Stated problem: Could you copy exactly the lines from the one containing "Decode this image" through the last line of the records below, leaving out any pictures?

======== Provided records ========

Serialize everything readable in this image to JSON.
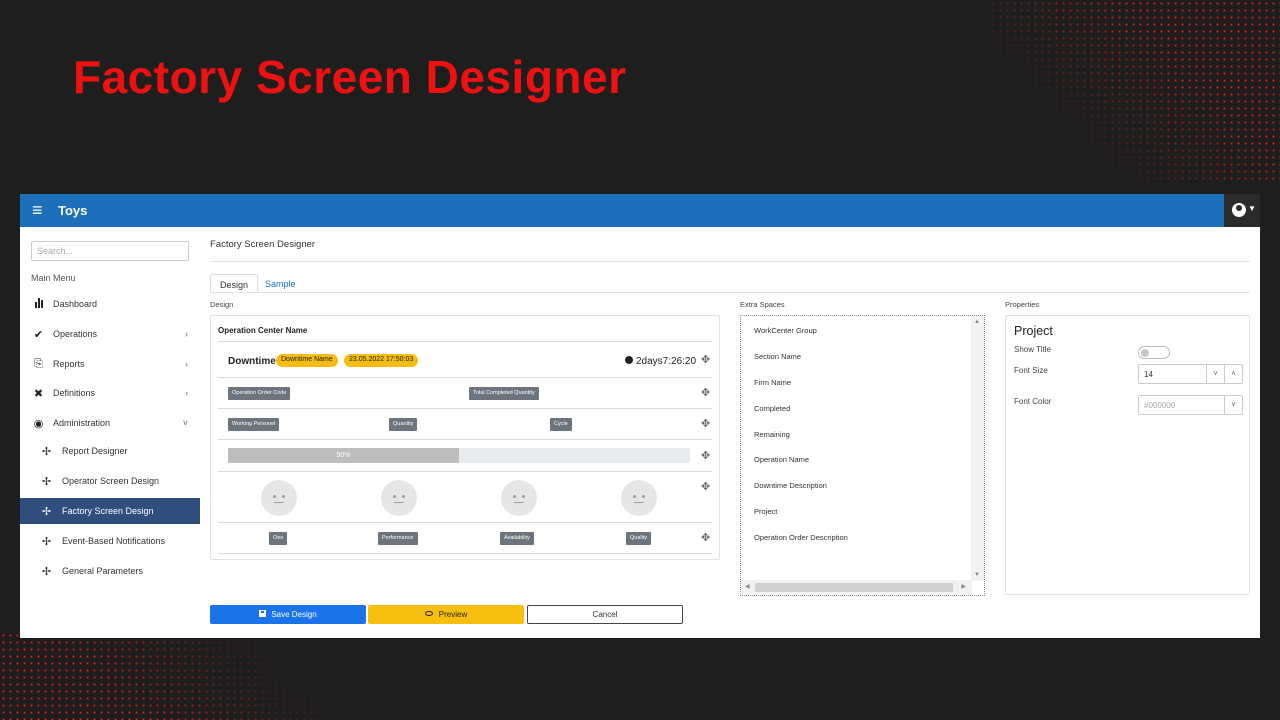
{
  "slide": {
    "title": "Factory Screen Designer"
  },
  "colors": {
    "accent_red": "#ee1111",
    "topbar_blue": "#1c6fb8",
    "active_nav": "#2f4e7e",
    "save_blue": "#1a73e8",
    "preview_yellow": "#f7bf10",
    "badge_gray": "#6c757d"
  },
  "topbar": {
    "app_name": "Toys",
    "menu_icon": "hamburger-icon",
    "user_icon": "user-circle-icon"
  },
  "sidebar": {
    "search_placeholder": "Search...",
    "main_menu_label": "Main Menu",
    "items": [
      {
        "label": "Dashboard",
        "icon": "bar-chart-icon"
      },
      {
        "label": "Operations",
        "icon": "satellite-dish-icon"
      },
      {
        "label": "Reports",
        "icon": "printer-icon"
      },
      {
        "label": "Definitions",
        "icon": "tools-icon"
      },
      {
        "label": "Administration",
        "icon": "user-shield-icon"
      },
      {
        "label": "Report Designer",
        "icon": "arrows-move-icon"
      },
      {
        "label": "Operator Screen Design",
        "icon": "arrows-move-icon"
      },
      {
        "label": "Factory Screen Design",
        "icon": "arrows-move-icon",
        "active": true
      },
      {
        "label": "Event-Based Notifications",
        "icon": "arrows-move-icon"
      },
      {
        "label": "General Parameters",
        "icon": "arrows-move-icon"
      }
    ]
  },
  "main": {
    "page_title": "Factory Screen Designer",
    "tabs": [
      {
        "label": "Design",
        "active": true
      },
      {
        "label": "Sample"
      }
    ],
    "design_label": "Design",
    "extra_label": "Extra Spaces",
    "props_label": "Properties"
  },
  "design": {
    "operation_center": "Operation Center Name",
    "downtime_title": "Downtime",
    "downtime_name_badge": "Downtime Name",
    "downtime_date_badge": "23.05.2022 17:50:03",
    "timer": "2days7:26:20",
    "row2": {
      "left": "Operation Order Code",
      "right": "Total Completed Quantity"
    },
    "row3": {
      "a": "Working Personel",
      "b": "Quantity",
      "c": "Cycle"
    },
    "progress": {
      "value": 0.5,
      "label": "50%"
    },
    "metrics": [
      "Oee",
      "Performance",
      "Availability",
      "Quality"
    ]
  },
  "extra_spaces": {
    "items": [
      "WorkCenter Group",
      "Section Name",
      "Firm Name",
      "Completed",
      "Remaining",
      "Operation Name",
      "Downtime Description",
      "Project",
      "Operation Order Description"
    ]
  },
  "properties": {
    "title": "Project",
    "show_title_label": "Show Title",
    "show_title_value": false,
    "font_size_label": "Font Size",
    "font_size_value": "14",
    "font_color_label": "Font Color",
    "font_color_placeholder": "#000000"
  },
  "actions": {
    "save": "Save Design",
    "preview": "Preview",
    "cancel": "Cancel"
  }
}
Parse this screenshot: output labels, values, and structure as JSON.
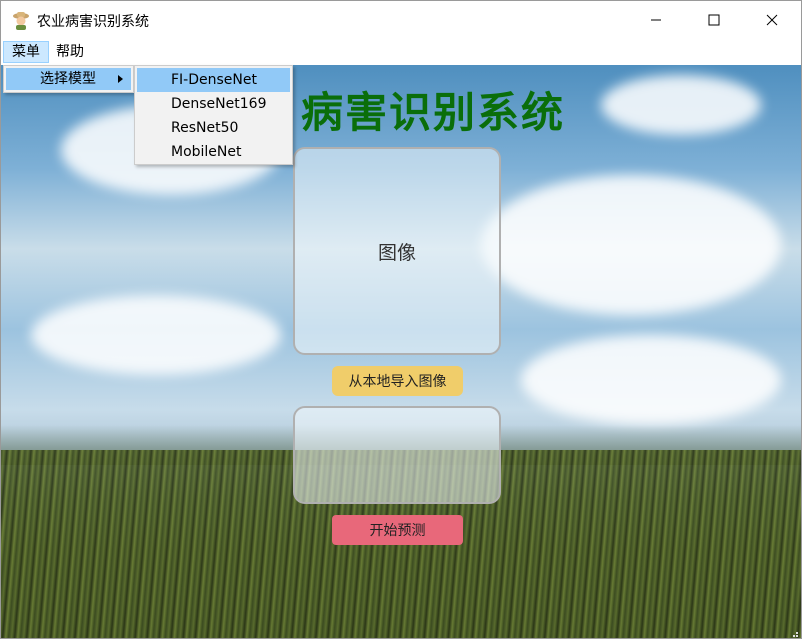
{
  "window": {
    "title": "农业病害识别系统",
    "icon": "farmer-icon"
  },
  "menubar": {
    "items": [
      {
        "label": "菜单"
      },
      {
        "label": "帮助"
      }
    ]
  },
  "dropdown": {
    "submenu_label": "选择模型",
    "models": [
      "FI-DenseNet",
      "DenseNet169",
      "ResNet50",
      "MobileNet"
    ],
    "selected": "FI-DenseNet"
  },
  "main": {
    "title": "农业病害识别系统",
    "visible_title": "病害识别系统",
    "image_placeholder": "图像",
    "import_button": "从本地导入图像",
    "predict_button": "开始预测"
  },
  "colors": {
    "title_green": "#0a6e0a",
    "import_button": "#f0cd6a",
    "predict_button": "#e8687a",
    "menu_highlight": "#91c9f7"
  }
}
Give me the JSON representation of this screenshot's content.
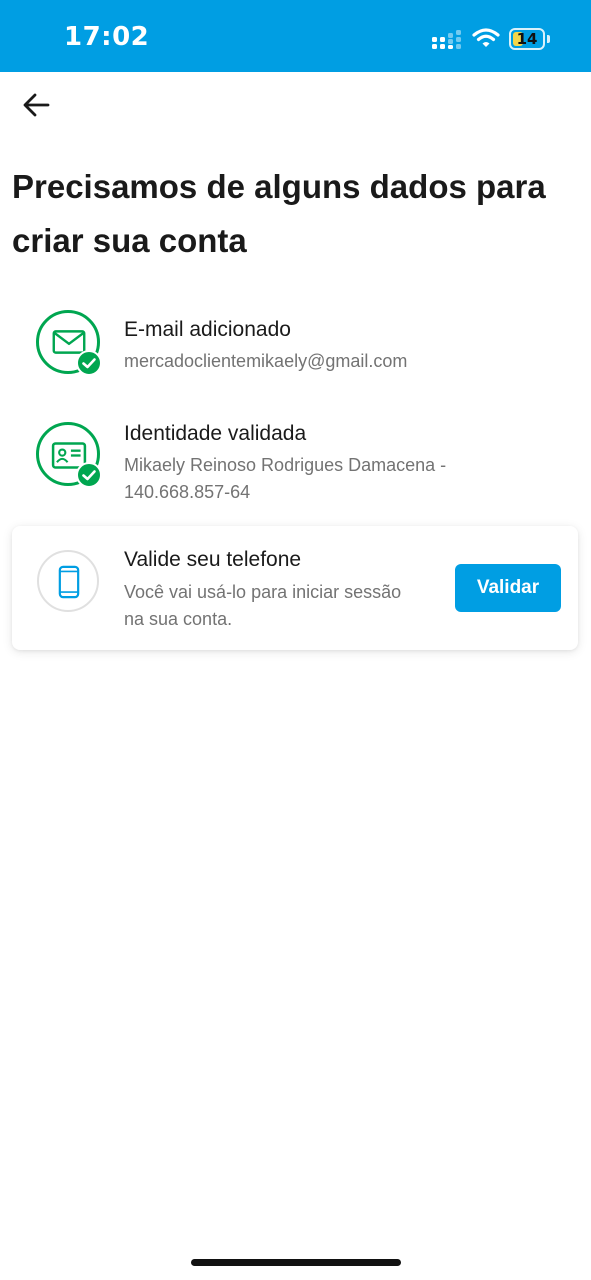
{
  "status_bar": {
    "time": "17:02",
    "battery_level": "14",
    "background_color": "#009ee3",
    "icons": [
      "signal-icon",
      "wifi-icon",
      "battery-icon"
    ]
  },
  "header": {
    "back_icon": "arrow-left-icon"
  },
  "title": "Precisamos de alguns dados para criar sua conta",
  "steps": [
    {
      "icon": "envelope-icon",
      "status": "done",
      "title": "E-mail adicionado",
      "subtitle": "mercadoclientemikaely@gmail.com"
    },
    {
      "icon": "id-card-icon",
      "status": "done",
      "title": "Identidade validada",
      "subtitle": "Mikaely Reinoso Rodrigues Damacena - 140.668.857-64"
    },
    {
      "icon": "phone-icon",
      "status": "pending",
      "title": "Valide seu telefone",
      "subtitle": "Você vai usá-lo para iniciar sessão na sua conta.",
      "action_label": "Validar"
    }
  ],
  "colors": {
    "accent": "#009ee3",
    "success": "#00a650",
    "text_secondary": "#737373"
  }
}
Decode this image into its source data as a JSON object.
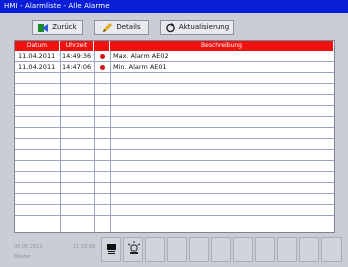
{
  "window": {
    "title": "HMI - Alarmliste - Alle Alarme"
  },
  "toolbar": {
    "back_label": "Zurück",
    "details_label": "Details",
    "refresh_label": "Aktualisierung"
  },
  "table": {
    "columns": [
      "Datum",
      "Uhrzeit",
      "",
      "Beschreibung"
    ],
    "rows": [
      {
        "date": "11.04.2011",
        "time": "14:49:36",
        "icon": "alarm-bell-icon",
        "description": "Max. Alarm AE02"
      },
      {
        "date": "11.04.2011",
        "time": "14:47:06",
        "icon": "alarm-bell-icon",
        "description": "Min. Alarm AE01"
      }
    ]
  },
  "statusbar": {
    "date_faded": "00.00.2012",
    "time_faded": "11:18:08",
    "user_faded": "Master"
  },
  "colors": {
    "title_bar": "#0a1ed8",
    "header_red": "#ef1010",
    "background": "#c9cdd6",
    "grid_line": "#9aa4c4"
  }
}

========

Response:
Decode this image into its source data as a JSON object.
{
  "window": {
    "title": "HMI - Alarmliste - Alle Alarme"
  },
  "toolbar": {
    "back_label": "Zurück",
    "details_label": "Details",
    "refresh_label": "Aktualisierung"
  },
  "table": {
    "columns": [
      "Datum",
      "Uhrzeit",
      "",
      "Beschreibung"
    ],
    "rows": [
      {
        "date": "11.04.2011",
        "time": "14:49:36",
        "icon": "alarm-bell-icon",
        "description": "Max. Alarm AE02"
      },
      {
        "date": "11.04.2011",
        "time": "14:47:06",
        "icon": "alarm-bell-icon",
        "description": "Min. Alarm AE01"
      }
    ]
  },
  "statusbar": {
    "date_faded": "00.00.2012",
    "time_faded": "11:18:08",
    "user_faded": "Master"
  },
  "colors": {
    "title_bar": "#0a1ed8",
    "header_red": "#ef1010",
    "background": "#c9cdd6",
    "grid_line": "#9aa4c4"
  }
}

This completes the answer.